-- start Supplied material --

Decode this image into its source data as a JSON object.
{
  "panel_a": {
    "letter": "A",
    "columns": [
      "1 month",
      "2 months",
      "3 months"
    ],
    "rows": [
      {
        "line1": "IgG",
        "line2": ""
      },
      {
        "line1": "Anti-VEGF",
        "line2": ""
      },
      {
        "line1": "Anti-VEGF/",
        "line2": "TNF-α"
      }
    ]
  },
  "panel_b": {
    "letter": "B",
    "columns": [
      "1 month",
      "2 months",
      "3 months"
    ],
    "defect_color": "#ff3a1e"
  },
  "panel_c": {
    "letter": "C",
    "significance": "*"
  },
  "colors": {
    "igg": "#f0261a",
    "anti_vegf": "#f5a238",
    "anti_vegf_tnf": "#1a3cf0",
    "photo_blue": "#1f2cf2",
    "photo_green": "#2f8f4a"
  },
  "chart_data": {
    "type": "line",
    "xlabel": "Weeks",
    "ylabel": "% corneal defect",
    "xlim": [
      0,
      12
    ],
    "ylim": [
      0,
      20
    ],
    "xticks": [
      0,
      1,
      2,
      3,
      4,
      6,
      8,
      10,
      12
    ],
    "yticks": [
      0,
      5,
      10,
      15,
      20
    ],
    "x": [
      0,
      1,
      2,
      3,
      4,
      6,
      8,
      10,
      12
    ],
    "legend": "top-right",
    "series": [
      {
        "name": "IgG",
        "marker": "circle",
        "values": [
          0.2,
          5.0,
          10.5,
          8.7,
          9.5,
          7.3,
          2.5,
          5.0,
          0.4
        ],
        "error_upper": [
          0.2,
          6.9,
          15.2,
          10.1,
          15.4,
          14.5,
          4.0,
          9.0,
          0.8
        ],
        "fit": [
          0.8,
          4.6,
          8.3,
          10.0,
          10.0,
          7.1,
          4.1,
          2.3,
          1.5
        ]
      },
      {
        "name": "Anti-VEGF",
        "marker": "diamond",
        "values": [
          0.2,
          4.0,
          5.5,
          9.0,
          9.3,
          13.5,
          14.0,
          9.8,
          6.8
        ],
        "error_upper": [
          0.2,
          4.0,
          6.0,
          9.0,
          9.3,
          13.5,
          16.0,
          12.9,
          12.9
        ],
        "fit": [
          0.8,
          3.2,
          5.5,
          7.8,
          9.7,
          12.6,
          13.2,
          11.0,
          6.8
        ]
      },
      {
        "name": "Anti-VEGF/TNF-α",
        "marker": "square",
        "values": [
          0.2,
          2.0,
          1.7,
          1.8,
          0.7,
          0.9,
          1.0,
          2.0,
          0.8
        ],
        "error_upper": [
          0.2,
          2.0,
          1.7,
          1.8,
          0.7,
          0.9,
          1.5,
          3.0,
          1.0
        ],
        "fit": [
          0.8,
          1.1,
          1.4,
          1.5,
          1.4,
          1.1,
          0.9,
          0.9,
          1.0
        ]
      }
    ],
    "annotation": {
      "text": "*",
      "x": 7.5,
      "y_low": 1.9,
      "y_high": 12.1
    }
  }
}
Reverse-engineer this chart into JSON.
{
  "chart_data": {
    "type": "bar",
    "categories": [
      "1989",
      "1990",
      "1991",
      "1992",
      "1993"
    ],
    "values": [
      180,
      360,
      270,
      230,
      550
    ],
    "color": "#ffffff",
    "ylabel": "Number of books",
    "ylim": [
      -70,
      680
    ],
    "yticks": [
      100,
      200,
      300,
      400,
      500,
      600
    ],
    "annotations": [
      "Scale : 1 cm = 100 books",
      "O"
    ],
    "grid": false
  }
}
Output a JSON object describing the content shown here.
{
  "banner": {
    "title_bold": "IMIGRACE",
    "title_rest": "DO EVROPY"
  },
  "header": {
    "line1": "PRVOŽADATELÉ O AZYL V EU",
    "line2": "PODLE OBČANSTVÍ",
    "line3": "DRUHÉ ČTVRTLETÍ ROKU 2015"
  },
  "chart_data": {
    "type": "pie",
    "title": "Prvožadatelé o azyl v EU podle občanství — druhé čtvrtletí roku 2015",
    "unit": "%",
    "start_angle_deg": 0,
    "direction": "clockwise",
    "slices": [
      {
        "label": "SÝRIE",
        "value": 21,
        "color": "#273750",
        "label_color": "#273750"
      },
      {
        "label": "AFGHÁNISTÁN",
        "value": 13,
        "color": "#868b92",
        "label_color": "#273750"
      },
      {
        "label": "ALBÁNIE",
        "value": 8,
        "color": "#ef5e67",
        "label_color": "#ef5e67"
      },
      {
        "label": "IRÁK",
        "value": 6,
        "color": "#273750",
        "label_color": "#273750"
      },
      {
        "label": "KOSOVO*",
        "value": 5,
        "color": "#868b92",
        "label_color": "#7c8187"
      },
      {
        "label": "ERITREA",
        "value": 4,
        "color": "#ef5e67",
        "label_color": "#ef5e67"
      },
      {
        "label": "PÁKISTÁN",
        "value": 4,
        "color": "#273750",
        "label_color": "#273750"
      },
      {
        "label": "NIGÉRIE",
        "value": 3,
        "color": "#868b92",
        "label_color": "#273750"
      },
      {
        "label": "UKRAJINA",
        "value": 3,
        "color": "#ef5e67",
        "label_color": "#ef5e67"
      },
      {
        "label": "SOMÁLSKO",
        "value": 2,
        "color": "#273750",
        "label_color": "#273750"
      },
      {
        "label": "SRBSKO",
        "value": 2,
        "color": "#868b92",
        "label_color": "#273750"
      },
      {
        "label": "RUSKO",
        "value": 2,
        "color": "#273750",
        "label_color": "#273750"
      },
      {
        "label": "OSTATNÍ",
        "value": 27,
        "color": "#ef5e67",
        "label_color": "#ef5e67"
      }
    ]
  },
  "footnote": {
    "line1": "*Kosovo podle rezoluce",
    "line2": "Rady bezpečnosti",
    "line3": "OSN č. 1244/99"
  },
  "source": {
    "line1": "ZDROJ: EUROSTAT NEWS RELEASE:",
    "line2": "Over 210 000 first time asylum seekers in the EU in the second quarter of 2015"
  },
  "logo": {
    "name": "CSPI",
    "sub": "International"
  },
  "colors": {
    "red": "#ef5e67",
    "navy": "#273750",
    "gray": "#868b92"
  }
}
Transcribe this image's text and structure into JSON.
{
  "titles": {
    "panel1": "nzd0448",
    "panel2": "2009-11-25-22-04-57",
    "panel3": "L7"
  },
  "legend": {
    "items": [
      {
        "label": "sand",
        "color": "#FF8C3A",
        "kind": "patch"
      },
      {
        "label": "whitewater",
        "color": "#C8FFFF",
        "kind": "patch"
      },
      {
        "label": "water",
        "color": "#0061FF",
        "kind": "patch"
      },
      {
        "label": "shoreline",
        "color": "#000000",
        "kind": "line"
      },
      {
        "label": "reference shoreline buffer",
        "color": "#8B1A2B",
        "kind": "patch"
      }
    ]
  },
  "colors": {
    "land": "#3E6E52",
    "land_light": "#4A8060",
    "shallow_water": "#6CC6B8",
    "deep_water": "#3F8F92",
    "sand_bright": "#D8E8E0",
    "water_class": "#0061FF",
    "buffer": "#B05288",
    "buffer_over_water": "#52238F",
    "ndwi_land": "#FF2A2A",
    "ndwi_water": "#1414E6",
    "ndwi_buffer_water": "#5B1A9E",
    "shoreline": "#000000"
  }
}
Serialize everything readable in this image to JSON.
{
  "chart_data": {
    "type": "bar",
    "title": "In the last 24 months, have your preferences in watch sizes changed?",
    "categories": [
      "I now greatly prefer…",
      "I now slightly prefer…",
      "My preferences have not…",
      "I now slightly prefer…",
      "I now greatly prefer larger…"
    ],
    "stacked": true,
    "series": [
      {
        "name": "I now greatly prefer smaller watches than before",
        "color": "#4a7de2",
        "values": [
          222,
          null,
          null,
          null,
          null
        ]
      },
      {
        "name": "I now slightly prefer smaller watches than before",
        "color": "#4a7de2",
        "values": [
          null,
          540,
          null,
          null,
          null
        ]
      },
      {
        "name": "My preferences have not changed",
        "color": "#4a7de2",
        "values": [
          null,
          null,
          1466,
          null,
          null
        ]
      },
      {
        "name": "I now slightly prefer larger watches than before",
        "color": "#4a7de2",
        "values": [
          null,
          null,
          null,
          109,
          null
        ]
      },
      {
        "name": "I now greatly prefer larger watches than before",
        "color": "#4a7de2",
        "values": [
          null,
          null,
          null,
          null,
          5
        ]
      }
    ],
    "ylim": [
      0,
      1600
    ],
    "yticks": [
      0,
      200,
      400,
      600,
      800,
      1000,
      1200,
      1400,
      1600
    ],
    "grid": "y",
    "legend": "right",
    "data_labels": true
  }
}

-- end Supplied material --

Among the lines of the data, identify those with the word "marker". Copy each of them.

Response to the task -
        "marker": "circle",
        "marker": "diamond",
        "marker": "square",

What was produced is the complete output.